[Collected data]
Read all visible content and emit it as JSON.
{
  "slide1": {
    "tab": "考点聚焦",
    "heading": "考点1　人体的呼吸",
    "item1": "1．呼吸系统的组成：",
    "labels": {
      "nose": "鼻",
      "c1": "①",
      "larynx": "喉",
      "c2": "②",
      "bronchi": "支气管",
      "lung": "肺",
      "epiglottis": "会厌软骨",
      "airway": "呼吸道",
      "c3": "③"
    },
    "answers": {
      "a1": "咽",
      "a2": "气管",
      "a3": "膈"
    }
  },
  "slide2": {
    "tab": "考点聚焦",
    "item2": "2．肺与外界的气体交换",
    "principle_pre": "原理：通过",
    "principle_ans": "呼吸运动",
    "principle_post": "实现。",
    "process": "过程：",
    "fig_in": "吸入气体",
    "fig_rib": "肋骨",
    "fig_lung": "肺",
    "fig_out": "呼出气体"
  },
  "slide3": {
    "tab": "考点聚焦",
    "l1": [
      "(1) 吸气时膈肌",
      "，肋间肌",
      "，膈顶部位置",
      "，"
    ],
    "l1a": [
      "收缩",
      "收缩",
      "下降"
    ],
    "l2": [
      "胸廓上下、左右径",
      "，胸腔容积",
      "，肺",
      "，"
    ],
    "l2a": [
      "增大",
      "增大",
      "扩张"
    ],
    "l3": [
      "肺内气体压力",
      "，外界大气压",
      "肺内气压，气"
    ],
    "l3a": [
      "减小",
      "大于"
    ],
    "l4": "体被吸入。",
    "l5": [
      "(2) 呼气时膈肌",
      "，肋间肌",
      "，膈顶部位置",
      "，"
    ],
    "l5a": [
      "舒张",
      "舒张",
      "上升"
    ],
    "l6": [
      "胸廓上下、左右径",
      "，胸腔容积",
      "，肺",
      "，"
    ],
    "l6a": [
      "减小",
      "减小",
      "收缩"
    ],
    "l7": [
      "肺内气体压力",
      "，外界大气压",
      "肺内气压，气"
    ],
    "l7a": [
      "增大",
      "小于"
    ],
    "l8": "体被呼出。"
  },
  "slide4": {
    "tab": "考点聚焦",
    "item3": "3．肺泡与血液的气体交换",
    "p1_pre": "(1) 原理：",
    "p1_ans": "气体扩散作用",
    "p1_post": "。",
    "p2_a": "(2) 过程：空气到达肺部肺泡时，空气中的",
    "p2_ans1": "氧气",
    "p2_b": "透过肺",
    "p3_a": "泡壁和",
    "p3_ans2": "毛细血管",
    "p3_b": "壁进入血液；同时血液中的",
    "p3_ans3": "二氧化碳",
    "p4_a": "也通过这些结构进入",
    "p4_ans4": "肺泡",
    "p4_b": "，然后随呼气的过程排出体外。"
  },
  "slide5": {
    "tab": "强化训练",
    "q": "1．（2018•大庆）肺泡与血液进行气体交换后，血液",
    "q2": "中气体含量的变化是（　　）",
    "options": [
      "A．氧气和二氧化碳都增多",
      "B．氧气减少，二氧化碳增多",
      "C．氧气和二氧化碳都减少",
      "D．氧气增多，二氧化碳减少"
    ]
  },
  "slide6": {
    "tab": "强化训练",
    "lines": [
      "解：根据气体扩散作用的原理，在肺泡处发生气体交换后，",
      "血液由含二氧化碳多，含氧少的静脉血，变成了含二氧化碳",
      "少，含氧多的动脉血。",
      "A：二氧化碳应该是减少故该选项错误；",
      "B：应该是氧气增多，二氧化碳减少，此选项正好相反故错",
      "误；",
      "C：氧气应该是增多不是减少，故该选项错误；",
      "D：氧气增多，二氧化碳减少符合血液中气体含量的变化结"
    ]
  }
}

Given request:
Every record should be repeated exactly; please leave none out.

Problem solution:
Read all visible content and emit it as JSON.
{
  "slide1": {
    "tab": "考点聚焦",
    "heading": "考点1　人体的呼吸",
    "item1": "1．呼吸系统的组成：",
    "labels": {
      "nose": "鼻",
      "c1": "①",
      "larynx": "喉",
      "c2": "②",
      "bronchi": "支气管",
      "lung": "肺",
      "epiglottis": "会厌软骨",
      "airway": "呼吸道",
      "c3": "③"
    },
    "answers": {
      "a1": "咽",
      "a2": "气管",
      "a3": "膈"
    }
  },
  "slide2": {
    "tab": "考点聚焦",
    "item2": "2．肺与外界的气体交换",
    "principle_pre": "原理：通过",
    "principle_ans": "呼吸运动",
    "principle_post": "实现。",
    "process": "过程：",
    "fig_in": "吸入气体",
    "fig_rib": "肋骨",
    "fig_lung": "肺",
    "fig_out": "呼出气体"
  },
  "slide3": {
    "tab": "考点聚焦",
    "l1": [
      "(1) 吸气时膈肌",
      "，肋间肌",
      "，膈顶部位置",
      "，"
    ],
    "l1a": [
      "收缩",
      "收缩",
      "下降"
    ],
    "l2": [
      "胸廓上下、左右径",
      "，胸腔容积",
      "，肺",
      "，"
    ],
    "l2a": [
      "增大",
      "增大",
      "扩张"
    ],
    "l3": [
      "肺内气体压力",
      "，外界大气压",
      "肺内气压，气"
    ],
    "l3a": [
      "减小",
      "大于"
    ],
    "l4": "体被吸入。",
    "l5": [
      "(2) 呼气时膈肌",
      "，肋间肌",
      "，膈顶部位置",
      "，"
    ],
    "l5a": [
      "舒张",
      "舒张",
      "上升"
    ],
    "l6": [
      "胸廓上下、左右径",
      "，胸腔容积",
      "，肺",
      "，"
    ],
    "l6a": [
      "减小",
      "减小",
      "收缩"
    ],
    "l7": [
      "肺内气体压力",
      "，外界大气压",
      "肺内气压，气"
    ],
    "l7a": [
      "增大",
      "小于"
    ],
    "l8": "体被呼出。"
  },
  "slide4": {
    "tab": "考点聚焦",
    "item3": "3．肺泡与血液的气体交换",
    "p1_pre": "(1) 原理：",
    "p1_ans": "气体扩散作用",
    "p1_post": "。",
    "p2_a": "(2) 过程：空气到达肺部肺泡时，空气中的",
    "p2_ans1": "氧气",
    "p2_b": "透过肺",
    "p3_a": "泡壁和",
    "p3_ans2": "毛细血管",
    "p3_b": "壁进入血液；同时血液中的",
    "p3_ans3": "二氧化碳",
    "p4_a": "也通过这些结构进入",
    "p4_ans4": "肺泡",
    "p4_b": "，然后随呼气的过程排出体外。"
  },
  "slide5": {
    "tab": "强化训练",
    "q": "1．（2018•大庆）肺泡与血液进行气体交换后，血液",
    "q2": "中气体含量的变化是（　　）",
    "options": [
      "A．氧气和二氧化碳都增多",
      "B．氧气减少，二氧化碳增多",
      "C．氧气和二氧化碳都减少",
      "D．氧气增多，二氧化碳减少"
    ]
  },
  "slide6": {
    "tab": "强化训练",
    "lines": [
      "解：根据气体扩散作用的原理，在肺泡处发生气体交换后，",
      "血液由含二氧化碳多，含氧少的静脉血，变成了含二氧化碳",
      "少，含氧多的动脉血。",
      "A：二氧化碳应该是减少故该选项错误；",
      "B：应该是氧气增多，二氧化碳减少，此选项正好相反故错",
      "误；",
      "C：氧气应该是增多不是减少，故该选项错误；",
      "D：氧气增多，二氧化碳减少符合血液中气体含量的变化结"
    ]
  }
}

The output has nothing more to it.